▶ _EXERCISE GOAL_:
Retype every entry word for word.

[Records from a collection]
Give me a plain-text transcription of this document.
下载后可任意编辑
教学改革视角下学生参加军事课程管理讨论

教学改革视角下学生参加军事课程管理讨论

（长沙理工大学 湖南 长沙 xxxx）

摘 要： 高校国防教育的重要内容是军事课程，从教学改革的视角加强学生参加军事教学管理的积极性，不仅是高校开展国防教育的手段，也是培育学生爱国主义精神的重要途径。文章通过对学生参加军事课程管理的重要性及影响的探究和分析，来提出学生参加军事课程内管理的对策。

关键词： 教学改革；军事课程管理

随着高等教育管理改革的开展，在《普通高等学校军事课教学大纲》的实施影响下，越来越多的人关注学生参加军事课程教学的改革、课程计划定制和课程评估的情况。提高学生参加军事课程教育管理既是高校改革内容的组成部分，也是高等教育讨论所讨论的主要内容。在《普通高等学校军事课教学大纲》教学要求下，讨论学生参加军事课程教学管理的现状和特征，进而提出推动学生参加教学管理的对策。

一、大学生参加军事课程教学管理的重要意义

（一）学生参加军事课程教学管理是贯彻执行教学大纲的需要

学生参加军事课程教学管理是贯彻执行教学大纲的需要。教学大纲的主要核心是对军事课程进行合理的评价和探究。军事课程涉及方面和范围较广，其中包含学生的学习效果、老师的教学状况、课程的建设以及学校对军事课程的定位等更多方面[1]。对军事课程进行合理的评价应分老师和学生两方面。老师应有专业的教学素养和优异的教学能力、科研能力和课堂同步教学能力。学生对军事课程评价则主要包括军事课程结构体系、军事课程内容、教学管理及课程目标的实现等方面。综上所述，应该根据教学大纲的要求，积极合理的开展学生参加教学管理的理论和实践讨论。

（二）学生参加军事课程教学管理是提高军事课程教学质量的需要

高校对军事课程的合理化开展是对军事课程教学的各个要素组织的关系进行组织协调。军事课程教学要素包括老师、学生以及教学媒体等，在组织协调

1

▶ _TASK SOLUTION_:
Give me a plain-text transcription of this document.
下载后可任意编辑
教学改革视角下学生参加军事课程管理讨论

教学改革视角下学生参加军事课程管理讨论

（长沙理工大学 湖南 长沙 xxxx）

摘 要： 高校国防教育的重要内容是军事课程，从教学改革的视角加强学生参加军事教学管理的积极性，不仅是高校开展国防教育的手段，也是培育学生爱国主义精神的重要途径。文章通过对学生参加军事课程管理的重要性及影响的探究和分析，来提出学生参加军事课程内管理的对策。

关键词： 教学改革；军事课程管理

随着高等教育管理改革的开展，在《普通高等学校军事课教学大纲》的实施影响下，越来越多的人关注学生参加军事课程教学的改革、课程计划定制和课程评估的情况。提高学生参加军事课程教育管理既是高校改革内容的组成部分，也是高等教育讨论所讨论的主要内容。在《普通高等学校军事课教学大纲》教学要求下，讨论学生参加军事课程教学管理的现状和特征，进而提出推动学生参加教学管理的对策。

一、大学生参加军事课程教学管理的重要意义

（一）学生参加军事课程教学管理是贯彻执行教学大纲的需要

学生参加军事课程教学管理是贯彻执行教学大纲的需要。教学大纲的主要核心是对军事课程进行合理的评价和探究。军事课程涉及方面和范围较广，其中包含学生的学习效果、老师的教学状况、课程的建设以及学校对军事课程的定位等更多方面[1]。对军事课程进行合理的评价应分老师和学生两方面。老师应有专业的教学素养和优异的教学能力、科研能力和课堂同步教学能力。学生对军事课程评价则主要包括军事课程结构体系、军事课程内容、教学管理及课程目标的实现等方面。综上所述，应该根据教学大纲的要求，积极合理的开展学生参加教学管理的理论和实践讨论。

（二）学生参加军事课程教学管理是提高军事课程教学质量的需要

高校对军事课程的合理化开展是对军事课程教学的各个要素组织的关系进行组织协调。军事课程教学要素包括老师、学生以及教学媒体等，在组织协调

1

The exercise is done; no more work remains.